Set problem — Repeat the records in full and exactly, omitting pictures.
+++++
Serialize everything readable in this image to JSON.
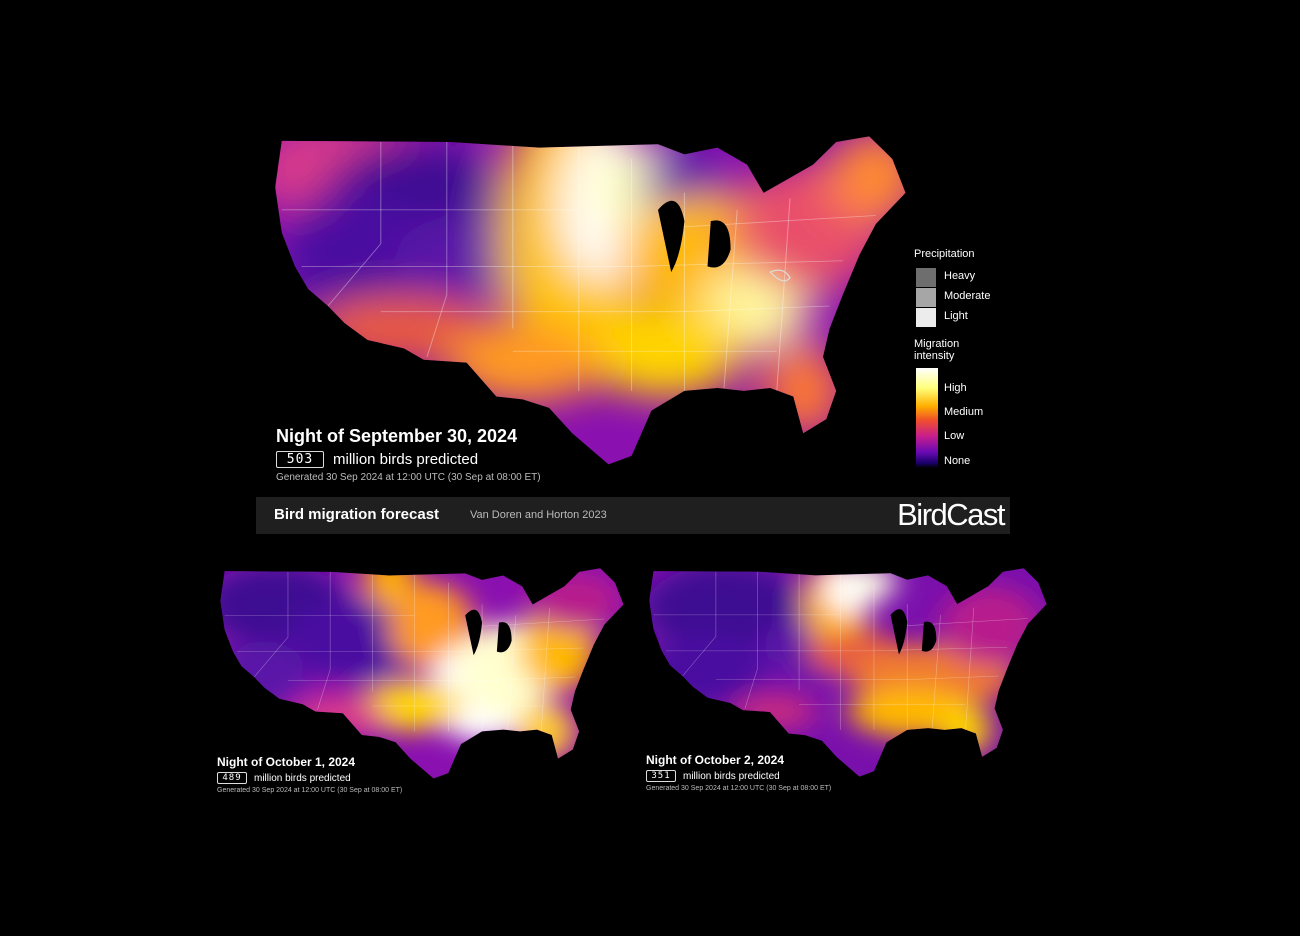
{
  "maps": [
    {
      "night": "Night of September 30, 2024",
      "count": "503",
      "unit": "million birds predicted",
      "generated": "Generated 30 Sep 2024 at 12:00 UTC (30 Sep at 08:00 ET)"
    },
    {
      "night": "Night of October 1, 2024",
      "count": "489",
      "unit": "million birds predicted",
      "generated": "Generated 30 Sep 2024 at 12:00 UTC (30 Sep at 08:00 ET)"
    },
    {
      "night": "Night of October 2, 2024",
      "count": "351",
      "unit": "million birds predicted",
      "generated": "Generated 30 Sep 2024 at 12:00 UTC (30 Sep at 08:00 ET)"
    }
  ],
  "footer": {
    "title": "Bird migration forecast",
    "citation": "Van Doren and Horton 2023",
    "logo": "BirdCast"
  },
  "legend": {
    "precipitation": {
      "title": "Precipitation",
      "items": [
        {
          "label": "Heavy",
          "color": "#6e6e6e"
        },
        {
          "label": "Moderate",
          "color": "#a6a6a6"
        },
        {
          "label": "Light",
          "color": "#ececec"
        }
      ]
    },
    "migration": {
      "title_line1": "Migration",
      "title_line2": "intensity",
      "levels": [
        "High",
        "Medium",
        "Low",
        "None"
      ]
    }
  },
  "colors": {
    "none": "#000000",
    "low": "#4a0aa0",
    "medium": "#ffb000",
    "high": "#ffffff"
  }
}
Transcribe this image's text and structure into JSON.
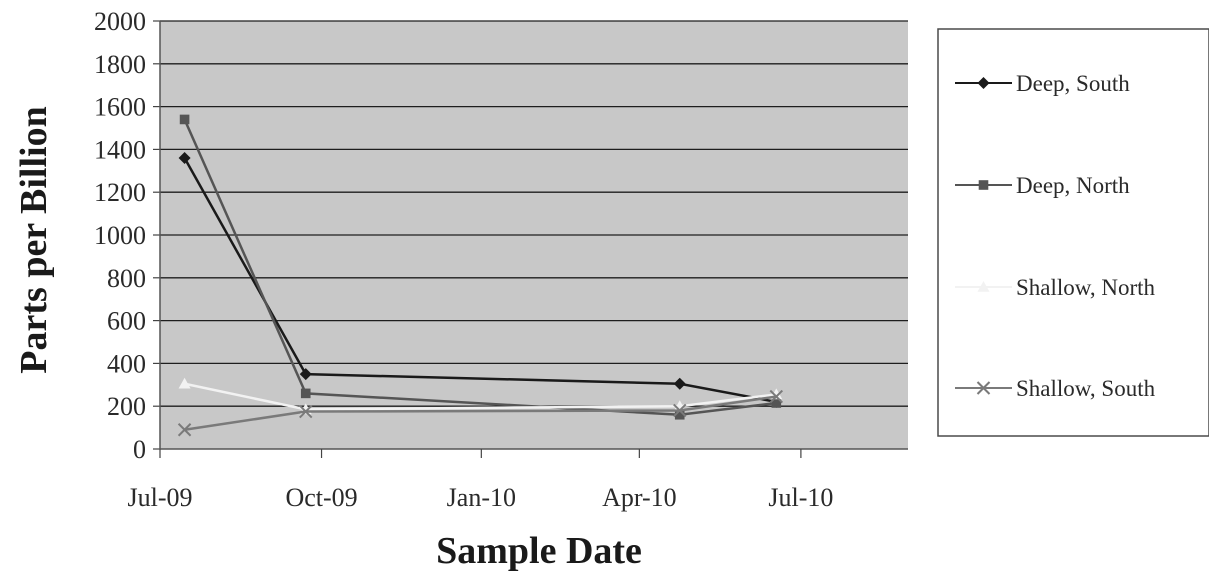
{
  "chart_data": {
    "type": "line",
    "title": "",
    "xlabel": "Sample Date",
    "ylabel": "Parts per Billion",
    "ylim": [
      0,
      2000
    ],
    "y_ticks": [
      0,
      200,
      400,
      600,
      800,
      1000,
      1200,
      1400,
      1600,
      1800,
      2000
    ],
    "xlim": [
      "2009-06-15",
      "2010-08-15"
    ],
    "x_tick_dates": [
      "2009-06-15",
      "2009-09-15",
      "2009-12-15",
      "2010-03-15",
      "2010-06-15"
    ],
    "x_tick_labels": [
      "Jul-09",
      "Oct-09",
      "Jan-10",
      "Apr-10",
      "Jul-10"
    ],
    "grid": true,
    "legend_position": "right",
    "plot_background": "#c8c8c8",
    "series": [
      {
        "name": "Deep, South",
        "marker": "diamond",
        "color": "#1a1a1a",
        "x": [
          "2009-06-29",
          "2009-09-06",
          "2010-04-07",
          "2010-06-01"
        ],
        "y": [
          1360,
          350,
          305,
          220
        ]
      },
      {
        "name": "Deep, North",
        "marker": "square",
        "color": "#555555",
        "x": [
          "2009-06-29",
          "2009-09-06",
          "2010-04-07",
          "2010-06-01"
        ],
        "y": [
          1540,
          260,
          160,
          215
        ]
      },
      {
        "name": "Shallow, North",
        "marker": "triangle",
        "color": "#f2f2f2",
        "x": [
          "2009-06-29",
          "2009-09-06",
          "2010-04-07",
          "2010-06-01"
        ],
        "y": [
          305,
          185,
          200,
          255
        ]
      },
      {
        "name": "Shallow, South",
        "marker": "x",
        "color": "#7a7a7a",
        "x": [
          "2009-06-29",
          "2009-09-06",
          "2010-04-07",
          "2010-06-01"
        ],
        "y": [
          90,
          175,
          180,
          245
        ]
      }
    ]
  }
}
+++++
Full response —
Serialize everything readable in this image to JSON.
{
  "maps": [
    {
      "night": "Night of September 30, 2024",
      "count": "503",
      "unit": "million birds predicted",
      "generated": "Generated 30 Sep 2024 at 12:00 UTC (30 Sep at 08:00 ET)"
    },
    {
      "night": "Night of October 1, 2024",
      "count": "489",
      "unit": "million birds predicted",
      "generated": "Generated 30 Sep 2024 at 12:00 UTC (30 Sep at 08:00 ET)"
    },
    {
      "night": "Night of October 2, 2024",
      "count": "351",
      "unit": "million birds predicted",
      "generated": "Generated 30 Sep 2024 at 12:00 UTC (30 Sep at 08:00 ET)"
    }
  ],
  "footer": {
    "title": "Bird migration forecast",
    "citation": "Van Doren and Horton 2023",
    "logo": "BirdCast"
  },
  "legend": {
    "precipitation": {
      "title": "Precipitation",
      "items": [
        {
          "label": "Heavy",
          "color": "#6e6e6e"
        },
        {
          "label": "Moderate",
          "color": "#a6a6a6"
        },
        {
          "label": "Light",
          "color": "#ececec"
        }
      ]
    },
    "migration": {
      "title_line1": "Migration",
      "title_line2": "intensity",
      "levels": [
        "High",
        "Medium",
        "Low",
        "None"
      ]
    }
  },
  "colors": {
    "none": "#000000",
    "low": "#4a0aa0",
    "medium": "#ffb000",
    "high": "#ffffff"
  }
}
Transcribe this image's text and structure into JSON.
{
  "chart_data": {
    "type": "line",
    "title": "",
    "xlabel": "Sample Date",
    "ylabel": "Parts per Billion",
    "ylim": [
      0,
      2000
    ],
    "y_ticks": [
      0,
      200,
      400,
      600,
      800,
      1000,
      1200,
      1400,
      1600,
      1800,
      2000
    ],
    "xlim": [
      "2009-06-15",
      "2010-08-15"
    ],
    "x_tick_dates": [
      "2009-06-15",
      "2009-09-15",
      "2009-12-15",
      "2010-03-15",
      "2010-06-15"
    ],
    "x_tick_labels": [
      "Jul-09",
      "Oct-09",
      "Jan-10",
      "Apr-10",
      "Jul-10"
    ],
    "grid": true,
    "legend_position": "right",
    "plot_background": "#c8c8c8",
    "series": [
      {
        "name": "Deep, South",
        "marker": "diamond",
        "color": "#1a1a1a",
        "x": [
          "2009-06-29",
          "2009-09-06",
          "2010-04-07",
          "2010-06-01"
        ],
        "y": [
          1360,
          350,
          305,
          220
        ]
      },
      {
        "name": "Deep, North",
        "marker": "square",
        "color": "#555555",
        "x": [
          "2009-06-29",
          "2009-09-06",
          "2010-04-07",
          "2010-06-01"
        ],
        "y": [
          1540,
          260,
          160,
          215
        ]
      },
      {
        "name": "Shallow, North",
        "marker": "triangle",
        "color": "#f2f2f2",
        "x": [
          "2009-06-29",
          "2009-09-06",
          "2010-04-07",
          "2010-06-01"
        ],
        "y": [
          305,
          185,
          200,
          255
        ]
      },
      {
        "name": "Shallow, South",
        "marker": "x",
        "color": "#7a7a7a",
        "x": [
          "2009-06-29",
          "2009-09-06",
          "2010-04-07",
          "2010-06-01"
        ],
        "y": [
          90,
          175,
          180,
          245
        ]
      }
    ]
  }
}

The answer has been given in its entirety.